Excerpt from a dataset
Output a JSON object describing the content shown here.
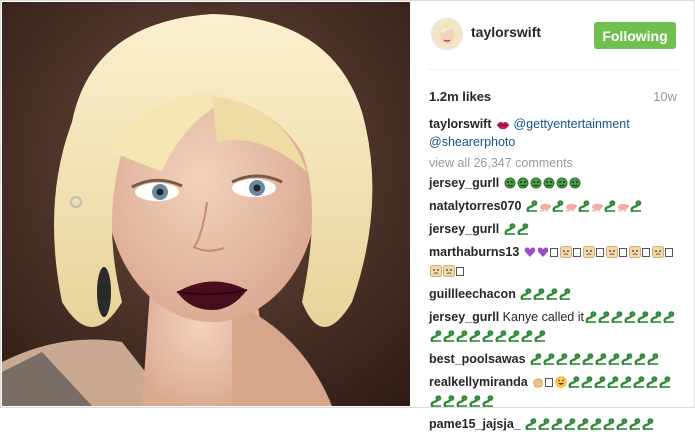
{
  "header": {
    "username": "taylorswift",
    "follow_label": "Following"
  },
  "meta": {
    "likes": "1.2m likes",
    "age": "10w"
  },
  "caption": {
    "username": "taylorswift",
    "emoji": "lips",
    "mention_1": "@gettyentertainment",
    "mention_2": "@shearerphoto"
  },
  "view_all": "view all 26,347 comments",
  "comments": [
    {
      "user": "jersey_gurll",
      "text": "",
      "emoji": [
        "snake-face",
        "snake-face",
        "snake-face",
        "snake-face",
        "snake-face",
        "snake-face"
      ]
    },
    {
      "user": "natalytorres070",
      "text": "",
      "emoji": [
        "snake",
        "pig",
        "snake",
        "pig",
        "snake",
        "pig",
        "snake",
        "pig",
        "snake"
      ]
    },
    {
      "user": "jersey_gurll",
      "text": "",
      "emoji": [
        "snake",
        "snake"
      ]
    },
    {
      "user": "marthaburns13",
      "text": "",
      "emoji": [
        "purple-heart",
        "purple-heart",
        "box",
        "face",
        "box",
        "face",
        "box",
        "face",
        "box",
        "face",
        "box",
        "face",
        "box",
        "face",
        "face",
        "box"
      ]
    },
    {
      "user": "guillleechacon",
      "text": "",
      "emoji": [
        "snake",
        "snake",
        "snake",
        "snake"
      ]
    },
    {
      "user": "jersey_gurll",
      "text": "Kanye called it",
      "emoji": [
        "snake",
        "snake",
        "snake",
        "snake",
        "snake",
        "snake",
        "snake",
        "snake",
        "snake",
        "snake",
        "snake",
        "snake",
        "snake",
        "snake",
        "snake",
        "snake"
      ]
    },
    {
      "user": "best_poolsawas",
      "text": "",
      "emoji": [
        "snake",
        "snake",
        "snake",
        "snake",
        "snake",
        "snake",
        "snake",
        "snake",
        "snake",
        "snake"
      ]
    },
    {
      "user": "realkellymiranda",
      "text": "",
      "emoji": [
        "hand",
        "box",
        "grin",
        "snake",
        "snake",
        "snake",
        "snake",
        "snake",
        "snake",
        "snake",
        "snake",
        "snake",
        "snake",
        "snake",
        "snake",
        "snake"
      ]
    },
    {
      "user": "pame15_jajsja_",
      "text": "",
      "emoji": [
        "snake",
        "snake",
        "snake",
        "snake",
        "snake",
        "snake",
        "snake",
        "snake",
        "snake",
        "snake"
      ]
    }
  ],
  "colors": {
    "follow_bg": "#70c050",
    "link": "#125688",
    "snake": "#2f8a3a",
    "lips": "#c2185b"
  }
}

**PROBLEM REQUIREMENTS**
In the material above, find the lines that contain "comments" and show them.

**REPLY TO THE TASK**
  "view_all": "view all 26,347 comments",
  "comments": [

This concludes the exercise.